Stored data entries
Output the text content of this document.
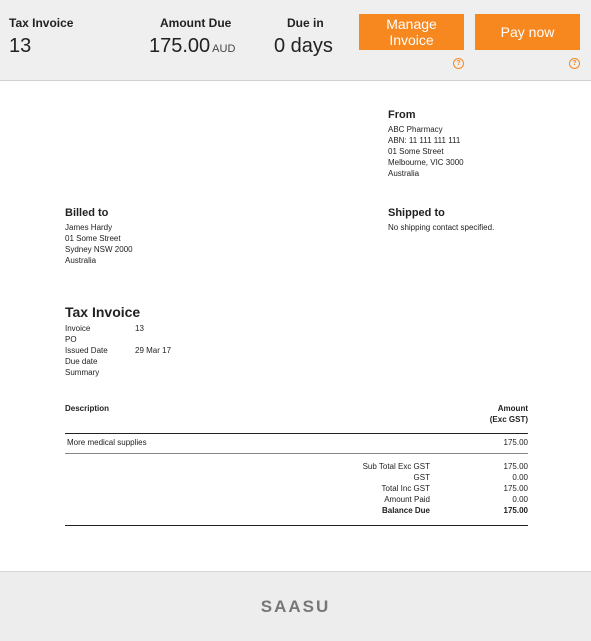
Tax Invoice
13
Amount Due
175.00 AUD
Due in
0 days
Manage
Invoice
?
Pay now
?
From
ABC Pharmacy
ABN: 11 111 111 111
01 Some Street
Melbourne, VIC 3000
Australia
Billed to
James Hardy
01 Some Street
Sydney NSW 2000
Australia
Shipped to
No shipping contact specified.
Tax Invoice
Invoice	13
PO
Issued Date	29 Mar 17
Due date
Summary
Description	Amount
(Exc GST)
More medical supplies	175.00
Sub Total Exc GST	175.00
GST	0.00
Total Inc GST	175.00
Amount Paid	0.00
Balance Due	175.00
SAASU
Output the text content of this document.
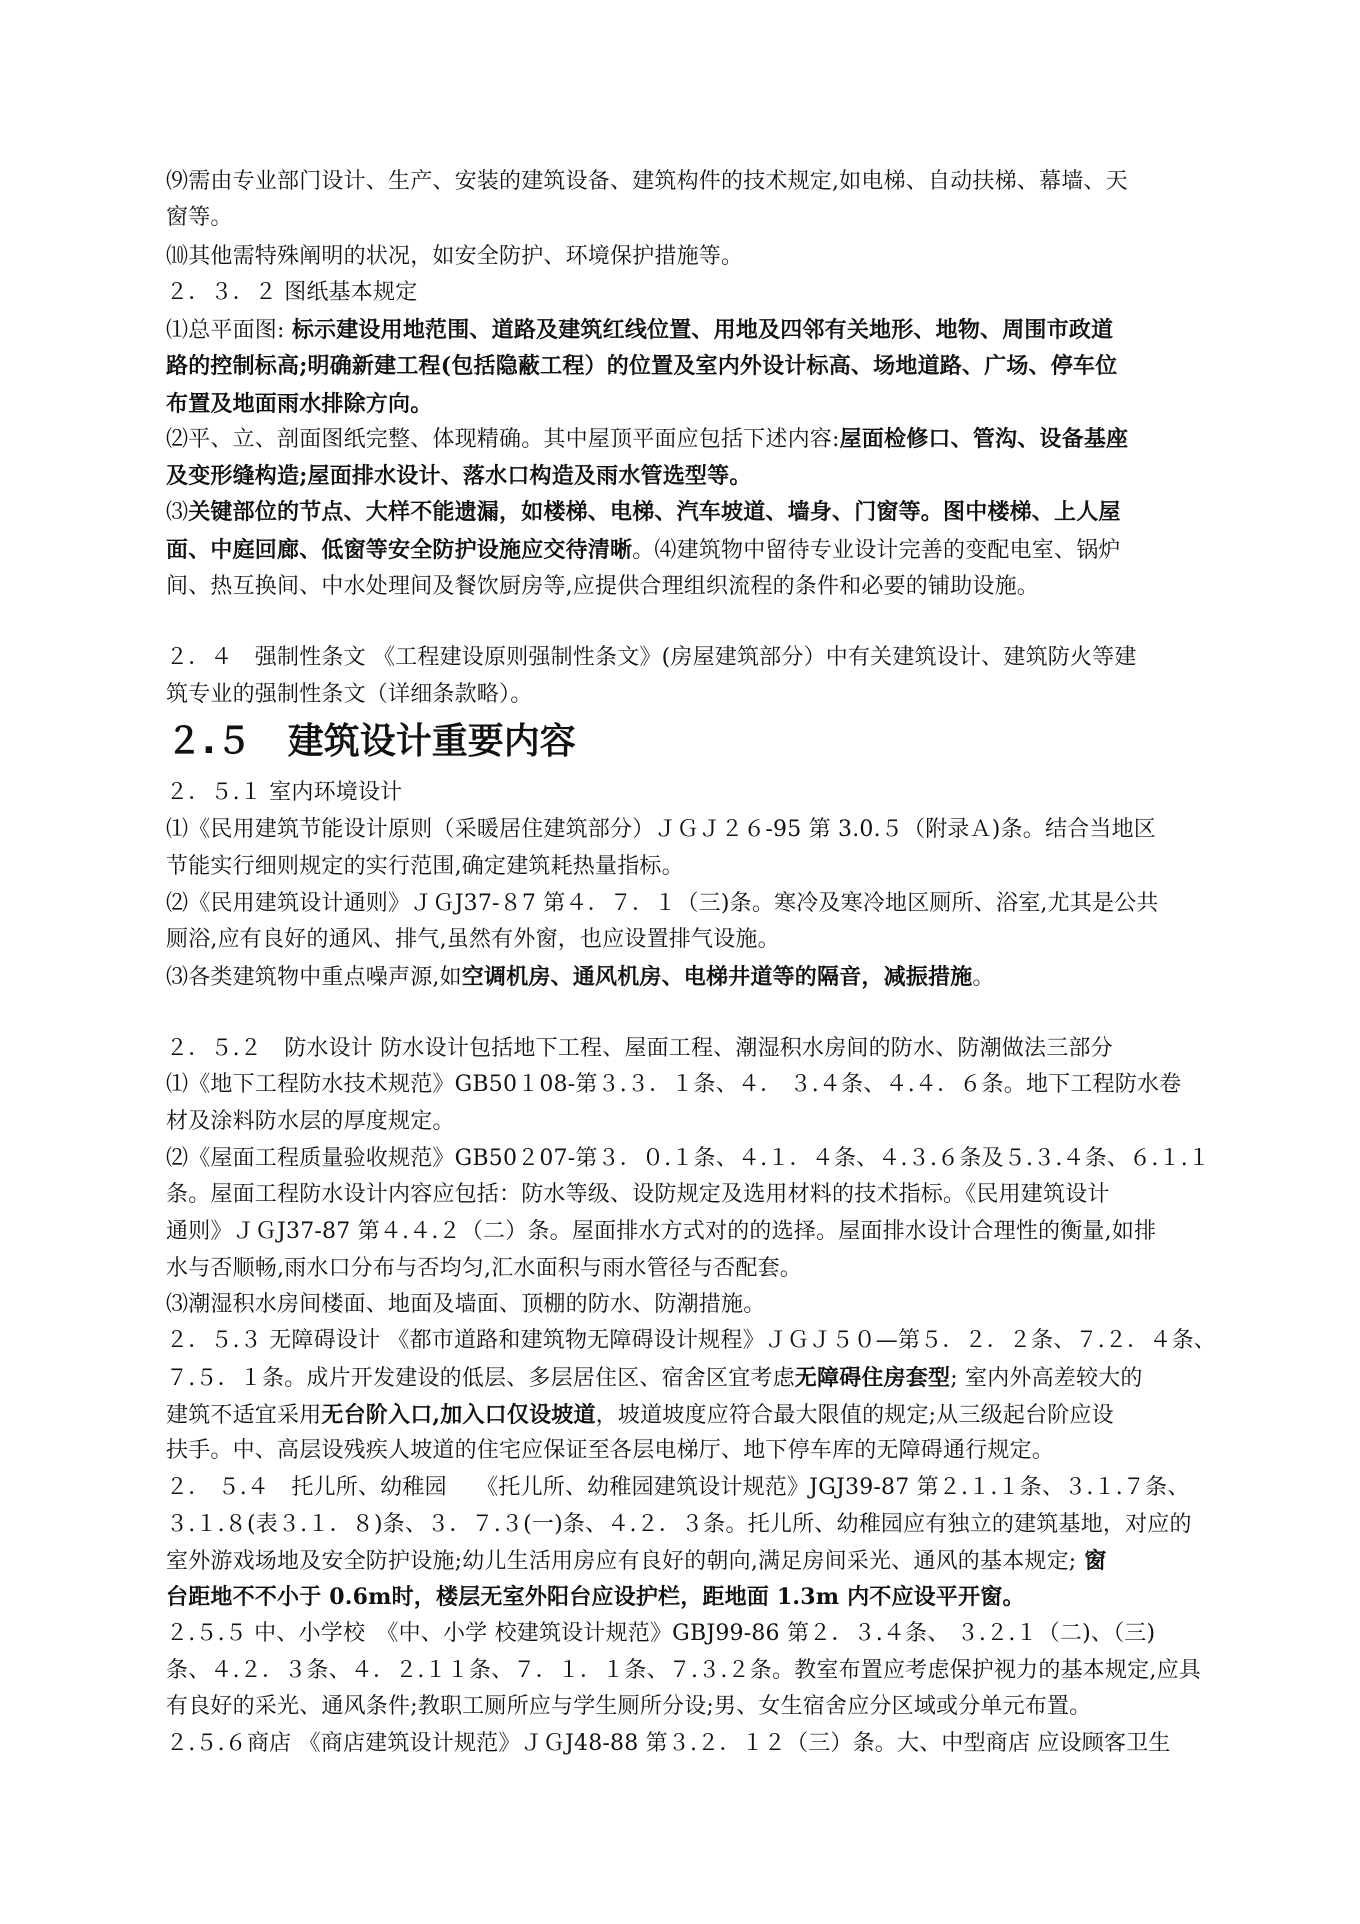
⑼需由专业部门设计、生产、安装的建筑设备、建筑构件的技术规定,如电梯、自动扶梯、幕墙、天
窗等。
⑽其他需特殊阐明的状况，如安全防护、环境保护措施等。
２．３．２ 图纸基本规定
⑴总平面图: 标示建设用地范围、道路及建筑红线位置、用地及四邻有关地形、地物、周围市政道
路的控制标高;明确新建工程(包括隐蔽工程）的位置及室内外设计标高、场地道路、广场、停车位
布置及地面雨水排除方向。
⑵平、立、剖面图纸完整、体现精确。其中屋顶平面应包括下述内容:屋面检修口、管沟、设备基座
及变形缝构造;屋面排水设计、落水口构造及雨水管选型等。
⑶关键部位的节点、大样不能遗漏，如楼梯、电梯、汽车坡道、墙身、门窗等。图中楼梯、上人屋
面、中庭回廊、低窗等安全防护设施应交待清晰。⑷建筑物中留待专业设计完善的变配电室、锅炉
间、热互换间、中水处理间及餐饮厨房等,应提供合理组织流程的条件和必要的铺助设施。
２．４　强制性条文 《工程建设原则强制性条文》(房屋建筑部分）中有关建筑设计、建筑防火等建
筑专业的强制性条文（详细条款略）。
２.５ 建筑设计重要内容
２．５.１ 室内环境设计
⑴《民用建筑节能设计原则（采暖居住建筑部分）ＪＧＪ２６-95 第 3.0.５（附录Ａ)条。结合当地区
节能实行细则规定的实行范围,确定建筑耗热量指标。
⑵《民用建筑设计通则》ＪＧJ37-８7 第４．７．１（三)条。寒冷及寒冷地区厕所、浴室,尤其是公共
厕浴,应有良好的通风、排气,虽然有外窗，也应设置排气设施。
⑶各类建筑物中重点噪声源,如空调机房、通风机房、电梯井道等的隔音，减振措施。
２．５.２　防水设计 防水设计包括地下工程、屋面工程、潮湿积水房间的防水、防潮做法三部分
⑴《地下工程防水技术规范》GB50１08-第３.３．１条、４． ３.４条、４.４．６条。地下工程防水卷
材及涂料防水层的厚度规定。
⑵《屋面工程质量验收规范》GB50２07-第３．０.１条、４.１．４条、４.３.６条及５.３.４条、６.１.１
条。屋面工程防水设计内容应包括：防水等级、设防规定及选用材料的技术指标。《民用建筑设计
通则》ＪＧJ37-87 第４.４.２（二）条。屋面排水方式对的的选择。屋面排水设计合理性的衡量,如排
水与否顺畅,雨水口分布与否均匀,汇水面积与雨水管径与否配套。
⑶潮湿积水房间楼面、地面及墙面、顶棚的防水、防潮措施。
２．５.３ 无障碍设计 《都市道路和建筑物无障碍设计规程》ＪＧＪ５０—第５．２．２条、７.２．４条、
７.５．１条。成片开发建设的低层、多层居住区、宿舍区宜考虑无障碍住房套型; 室内外高差较大的
建筑不适宜采用无台阶入口,加入口仅设坡道，坡道坡度应符合最大限值的规定;从三级起台阶应设
扶手。中、高层设残疾人坡道的住宅应保证至各层电梯厅、地下停车库的无障碍通行规定。
２． ５.４　托儿所、幼稚园　 《托儿所、幼稚园建筑设计规范》JGJ39-87 第２.１.１条、３.１.７条、
３.１.８(表３.１．８)条、３．７.３(一)条、４.２．３条。托儿所、幼稚园应有独立的建筑基地，对应的
室外游戏场地及安全防护设施;幼儿生活用房应有良好的朝向,满足房间采光、通风的基本规定; 窗
台距地不不小于 0.6m时，楼层无室外阳台应设护栏，距地面 1.3m 内不应设平开窗。
２.５.５ 中、小学校　《中、小学 校建筑设计规范》GBJ99-86 第２．３.４条、 ３.２.１（二)、（三)
条、４.２．３条、４．２.１１条、７．１．１条、７.３.２条。教室布置应考虑保护视力的基本规定,应具
有良好的采光、通风条件;教职工厕所应与学生厕所分设;男、女生宿舍应分区域或分单元布置。
２.５.６商店 《商店建筑设计规范》ＪＧJ48-88 第３.２．１２（三）条。大、中型商店 应设顾客卫生
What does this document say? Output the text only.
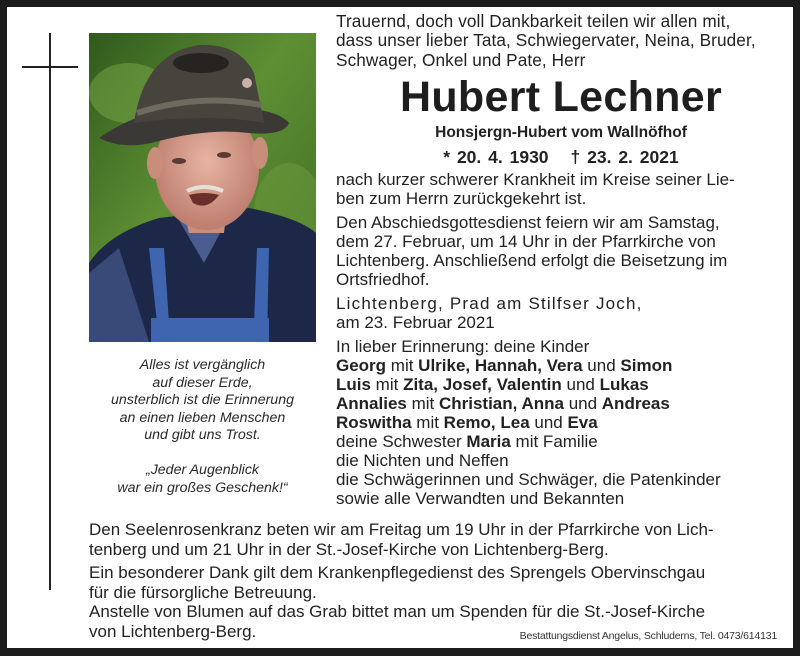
Alles ist vergänglich
auf dieser Erde,
unsterblich ist die Erinnerung
an einen lieben Menschen
und gibt uns Trost.
„Jeder Augenblick
war ein großes Geschenk!“
Trauernd, doch voll Dankbarkeit teilen wir allen mit,
dass unser lieber Tata, Schwiegervater, Neina, Bruder,
Schwager, Onkel und Pate, Herr
Hubert Lechner
Honsjergn-Hubert vom Wallnöfhof
* 20. 4. 1930 † 23. 2. 2021
nach kurzer schwerer Krankheit im Kreise seiner Lie-
ben zum Herrn zurückgekehrt ist.
Den Abschiedsgottesdienst feiern wir am Samstag,
dem 27. Februar, um 14 Uhr in der Pfarrkirche von
Lichtenberg. Anschließend erfolgt die Beisetzung im
Ortsfriedhof.
Lichtenberg, Prad am Stilfser Joch,
am 23. Februar 2021
In lieber Erinnerung: deine Kinder
Georg mit Ulrike, Hannah, Vera und Simon
Luis mit Zita, Josef, Valentin und Lukas
Annalies mit Christian, Anna und Andreas
Roswitha mit Remo, Lea und Eva
deine Schwester Maria mit Familie
die Nichten und Neffen
die Schwägerinnen und Schwäger, die Patenkinder
sowie alle Verwandten und Bekannten
Den Seelenrosenkranz beten wir am Freitag um 19 Uhr in der Pfarrkirche von Lich-
tenberg und um 21 Uhr in der St.-Josef-Kirche von Lichtenberg-Berg.
Ein besonderer Dank gilt dem Krankenpflegedienst des Sprengels Obervinschgau
für die fürsorgliche Betreuung.
Anstelle von Blumen auf das Grab bittet man um Spenden für die St.-Josef-Kirche
von Lichtenberg-Berg.	Bestattungsdienst Angelus, Schluderns, Tel. 0473/614131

» **GIVEN EXERCISE**:
Print the whole listing above once more, word for word, without its pictures.

» **WRITTEN REPLY**:
Output the text content of this document.
Tax Invoice
13
Amount Due
175.00 AUD
Due in
0 days
Manage
Invoice
?
Pay now
?
From
ABC Pharmacy
ABN: 11 111 111 111
01 Some Street
Melbourne, VIC 3000
Australia
Billed to
James Hardy
01 Some Street
Sydney NSW 2000
Australia
Shipped to
No shipping contact specified.
Tax Invoice
Invoice	13
PO
Issued Date	29 Mar 17
Due date
Summary
Description	Amount
(Exc GST)
More medical supplies	175.00
Sub Total Exc GST	175.00
GST	0.00
Total Inc GST	175.00
Amount Paid	0.00
Balance Due	175.00
SAASU
Output the text content of this document.
⑼需由专业部门设计、生产、安装的建筑设备、建筑构件的技术规定,如电梯、自动扶梯、幕墙、天
窗等。
⑽其他需特殊阐明的状况，如安全防护、环境保护措施等。
２．３．２ 图纸基本规定
⑴总平面图: 标示建设用地范围、道路及建筑红线位置、用地及四邻有关地形、地物、周围市政道
路的控制标高;明确新建工程(包括隐蔽工程）的位置及室内外设计标高、场地道路、广场、停车位
布置及地面雨水排除方向。
⑵平、立、剖面图纸完整、体现精确。其中屋顶平面应包括下述内容:屋面检修口、管沟、设备基座
及变形缝构造;屋面排水设计、落水口构造及雨水管选型等。
⑶关键部位的节点、大样不能遗漏，如楼梯、电梯、汽车坡道、墙身、门窗等。图中楼梯、上人屋
面、中庭回廊、低窗等安全防护设施应交待清晰。⑷建筑物中留待专业设计完善的变配电室、锅炉
间、热互换间、中水处理间及餐饮厨房等,应提供合理组织流程的条件和必要的铺助设施。
２．４　强制性条文 《工程建设原则强制性条文》(房屋建筑部分）中有关建筑设计、建筑防火等建
筑专业的强制性条文（详细条款略）。
２.５ 建筑设计重要内容
２．５.１ 室内环境设计
⑴《民用建筑节能设计原则（采暖居住建筑部分）ＪＧＪ２６-95 第 3.0.５（附录Ａ)条。结合当地区
节能实行细则规定的实行范围,确定建筑耗热量指标。
⑵《民用建筑设计通则》ＪＧJ37-８7 第４．７．１（三)条。寒冷及寒冷地区厕所、浴室,尤其是公共
厕浴,应有良好的通风、排气,虽然有外窗，也应设置排气设施。
⑶各类建筑物中重点噪声源,如空调机房、通风机房、电梯井道等的隔音，减振措施。
２．５.２　防水设计 防水设计包括地下工程、屋面工程、潮湿积水房间的防水、防潮做法三部分
⑴《地下工程防水技术规范》GB50１08-第３.３．１条、４． ３.４条、４.４．６条。地下工程防水卷
材及涂料防水层的厚度规定。
⑵《屋面工程质量验收规范》GB50２07-第３．０.１条、４.１．４条、４.３.６条及５.３.４条、６.１.１
条。屋面工程防水设计内容应包括：防水等级、设防规定及选用材料的技术指标。《民用建筑设计
通则》ＪＧJ37-87 第４.４.２（二）条。屋面排水方式对的的选择。屋面排水设计合理性的衡量,如排
水与否顺畅,雨水口分布与否均匀,汇水面积与雨水管径与否配套。
⑶潮湿积水房间楼面、地面及墙面、顶棚的防水、防潮措施。
２．５.３ 无障碍设计 《都市道路和建筑物无障碍设计规程》ＪＧＪ５０—第５．２．２条、７.２．４条、
７.５．１条。成片开发建设的低层、多层居住区、宿舍区宜考虑无障碍住房套型; 室内外高差较大的
建筑不适宜采用无台阶入口,加入口仅设坡道，坡道坡度应符合最大限值的规定;从三级起台阶应设
扶手。中、高层设残疾人坡道的住宅应保证至各层电梯厅、地下停车库的无障碍通行规定。
２． ５.４　托儿所、幼稚园　 《托儿所、幼稚园建筑设计规范》JGJ39-87 第２.１.１条、３.１.７条、
３.１.８(表３.１．８)条、３．７.３(一)条、４.２．３条。托儿所、幼稚园应有独立的建筑基地，对应的
室外游戏场地及安全防护设施;幼儿生活用房应有良好的朝向,满足房间采光、通风的基本规定; 窗
台距地不不小于 0.6m时，楼层无室外阳台应设护栏，距地面 1.3m 内不应设平开窗。
２.５.５ 中、小学校　《中、小学 校建筑设计规范》GBJ99-86 第２．３.４条、 ３.２.１（二)、（三)
条、４.２．３条、４．２.１１条、７．１．１条、７.３.２条。教室布置应考虑保护视力的基本规定,应具
有良好的采光、通风条件;教职工厕所应与学生厕所分设;男、女生宿舍应分区域或分单元布置。
２.５.６商店 《商店建筑设计规范》ＪＧJ48-88 第３.２．１２（三）条。大、中型商店 应设顾客卫生
What does this document say? Output the text only.
Alles ist vergänglich
auf dieser Erde,
unsterblich ist die Erinnerung
an einen lieben Menschen
und gibt uns Trost.
„Jeder Augenblick
war ein großes Geschenk!“
Trauernd, doch voll Dankbarkeit teilen wir allen mit,
dass unser lieber Tata, Schwiegervater, Neina, Bruder,
Schwager, Onkel und Pate, Herr
Hubert Lechner
Honsjergn-Hubert vom Wallnöfhof
* 20. 4. 1930 † 23. 2. 2021
nach kurzer schwerer Krankheit im Kreise seiner Lie-
ben zum Herrn zurückgekehrt ist.
Den Abschiedsgottesdienst feiern wir am Samstag,
dem 27. Februar, um 14 Uhr in der Pfarrkirche von
Lichtenberg. Anschließend erfolgt die Beisetzung im
Ortsfriedhof.
Lichtenberg, Prad am Stilfser Joch,
am 23. Februar 2021
In lieber Erinnerung: deine Kinder
Georg mit Ulrike, Hannah, Vera und Simon
Luis mit Zita, Josef, Valentin und Lukas
Annalies mit Christian, Anna und Andreas
Roswitha mit Remo, Lea und Eva
deine Schwester Maria mit Familie
die Nichten und Neffen
die Schwägerinnen und Schwäger, die Patenkinder
sowie alle Verwandten und Bekannten
Den Seelenrosenkranz beten wir am Freitag um 19 Uhr in der Pfarrkirche von Lich-
tenberg und um 21 Uhr in der St.-Josef-Kirche von Lichtenberg-Berg.
Ein besonderer Dank gilt dem Krankenpflegedienst des Sprengels Obervinschgau
für die fürsorgliche Betreuung.
Anstelle von Blumen auf das Grab bittet man um Spenden für die St.-Josef-Kirche
von Lichtenberg-Berg.	Bestattungsdienst Angelus, Schluderns, Tel. 0473/614131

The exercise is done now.